▶ Exercise: Locate the word "maintenant" in the entries below, then gather every line that holds it.

▶ Material to process:
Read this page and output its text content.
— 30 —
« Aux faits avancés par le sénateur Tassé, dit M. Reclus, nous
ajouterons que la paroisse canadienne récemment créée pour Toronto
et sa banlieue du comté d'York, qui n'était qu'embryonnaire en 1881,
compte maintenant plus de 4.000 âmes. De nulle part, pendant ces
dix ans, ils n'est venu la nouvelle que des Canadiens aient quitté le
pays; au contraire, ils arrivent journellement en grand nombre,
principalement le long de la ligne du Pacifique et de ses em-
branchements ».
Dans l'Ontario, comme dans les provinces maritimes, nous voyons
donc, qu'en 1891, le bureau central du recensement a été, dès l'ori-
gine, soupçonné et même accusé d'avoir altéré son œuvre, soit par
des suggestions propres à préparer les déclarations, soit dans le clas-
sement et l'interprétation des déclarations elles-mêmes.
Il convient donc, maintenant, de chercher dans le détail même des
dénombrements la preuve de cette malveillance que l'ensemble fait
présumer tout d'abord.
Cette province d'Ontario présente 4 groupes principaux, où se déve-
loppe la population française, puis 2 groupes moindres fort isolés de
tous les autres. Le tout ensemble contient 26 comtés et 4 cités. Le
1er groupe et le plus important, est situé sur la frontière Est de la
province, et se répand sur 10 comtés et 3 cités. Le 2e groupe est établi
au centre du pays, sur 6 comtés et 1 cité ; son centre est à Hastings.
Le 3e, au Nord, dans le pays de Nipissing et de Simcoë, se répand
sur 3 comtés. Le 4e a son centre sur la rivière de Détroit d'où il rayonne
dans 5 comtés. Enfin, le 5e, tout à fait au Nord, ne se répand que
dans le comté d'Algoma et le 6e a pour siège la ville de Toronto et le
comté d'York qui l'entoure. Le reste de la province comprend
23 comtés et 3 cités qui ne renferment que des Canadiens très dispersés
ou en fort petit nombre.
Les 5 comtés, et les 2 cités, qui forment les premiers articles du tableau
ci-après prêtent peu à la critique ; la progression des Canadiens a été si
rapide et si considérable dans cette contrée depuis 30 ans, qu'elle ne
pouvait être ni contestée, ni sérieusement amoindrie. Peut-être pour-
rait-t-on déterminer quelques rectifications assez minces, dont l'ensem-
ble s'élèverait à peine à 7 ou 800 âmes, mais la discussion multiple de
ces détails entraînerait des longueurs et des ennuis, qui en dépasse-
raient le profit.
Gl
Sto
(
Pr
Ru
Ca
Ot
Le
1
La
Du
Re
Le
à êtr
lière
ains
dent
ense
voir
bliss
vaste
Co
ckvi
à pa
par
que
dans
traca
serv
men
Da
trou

▶ Complete output:
compte maintenant plus de 4.000 âmes. De nulle part, pendant ces
Il convient donc, maintenant, de chercher dans le détail même des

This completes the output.